Exercise requirements | Each entry here needs to be set down again exactly, please; pictures are left out.

Data to use |
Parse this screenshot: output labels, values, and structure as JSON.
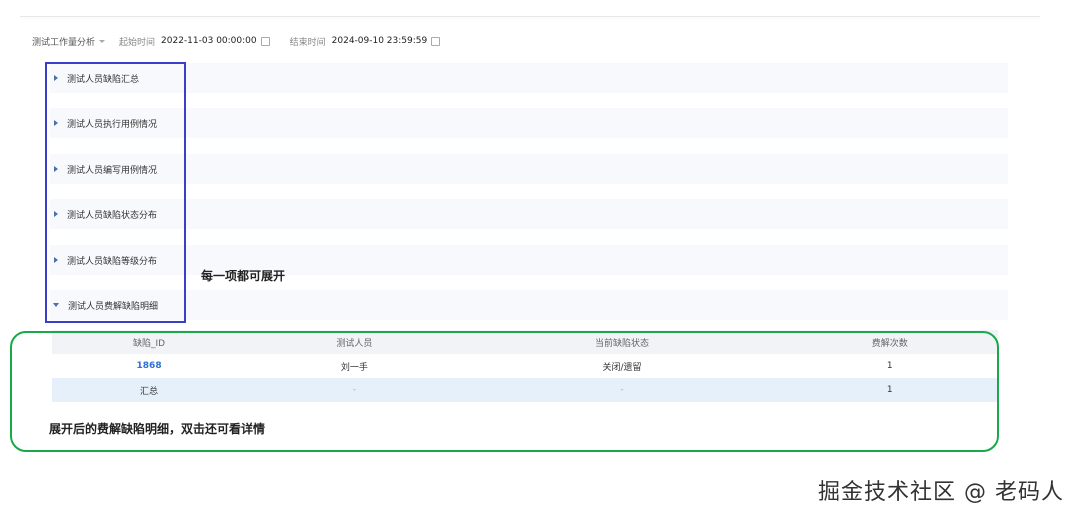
{
  "filters": {
    "report_label": "测试工作量分析",
    "start_label": "起始时间",
    "start_value": "2022-11-03 00:00:00",
    "end_label": "结束时间",
    "end_value": "2024-09-10 23:59:59"
  },
  "sections": [
    {
      "label": "测试人员缺陷汇总",
      "expanded": false
    },
    {
      "label": "测试人员执行用例情况",
      "expanded": false
    },
    {
      "label": "测试人员编写用例情况",
      "expanded": false
    },
    {
      "label": "测试人员缺陷状态分布",
      "expanded": false
    },
    {
      "label": "测试人员缺陷等级分布",
      "expanded": false
    },
    {
      "label": "测试人员费解缺陷明细",
      "expanded": true
    }
  ],
  "annotations": {
    "expand_note": "每一项都可展开",
    "detail_note": "展开后的费解缺陷明细，双击还可看详情"
  },
  "detail_table": {
    "headers": [
      "缺陷_ID",
      "测试人员",
      "当前缺陷状态",
      "费解次数"
    ],
    "rows": [
      [
        "1868",
        "刘一手",
        "关闭/遗留",
        "1"
      ]
    ],
    "total": [
      "汇总",
      "-",
      "-",
      "1"
    ]
  },
  "colors": {
    "annotation_blue": "#3b3fc7",
    "annotation_green": "#19a84a",
    "link": "#2f6fd6"
  },
  "watermark": "掘金技术社区 @ 老码人"
}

Correct response |
Parse this screenshot: output labels, values, and structure as JSON.
{
  "filters": {
    "report_label": "测试工作量分析",
    "start_label": "起始时间",
    "start_value": "2022-11-03 00:00:00",
    "end_label": "结束时间",
    "end_value": "2024-09-10 23:59:59"
  },
  "sections": [
    {
      "label": "测试人员缺陷汇总",
      "expanded": false
    },
    {
      "label": "测试人员执行用例情况",
      "expanded": false
    },
    {
      "label": "测试人员编写用例情况",
      "expanded": false
    },
    {
      "label": "测试人员缺陷状态分布",
      "expanded": false
    },
    {
      "label": "测试人员缺陷等级分布",
      "expanded": false
    },
    {
      "label": "测试人员费解缺陷明细",
      "expanded": true
    }
  ],
  "annotations": {
    "expand_note": "每一项都可展开",
    "detail_note": "展开后的费解缺陷明细，双击还可看详情"
  },
  "detail_table": {
    "headers": [
      "缺陷_ID",
      "测试人员",
      "当前缺陷状态",
      "费解次数"
    ],
    "rows": [
      [
        "1868",
        "刘一手",
        "关闭/遗留",
        "1"
      ]
    ],
    "total": [
      "汇总",
      "-",
      "-",
      "1"
    ]
  },
  "colors": {
    "annotation_blue": "#3b3fc7",
    "annotation_green": "#19a84a",
    "link": "#2f6fd6"
  },
  "watermark": "掘金技术社区 @ 老码人"
}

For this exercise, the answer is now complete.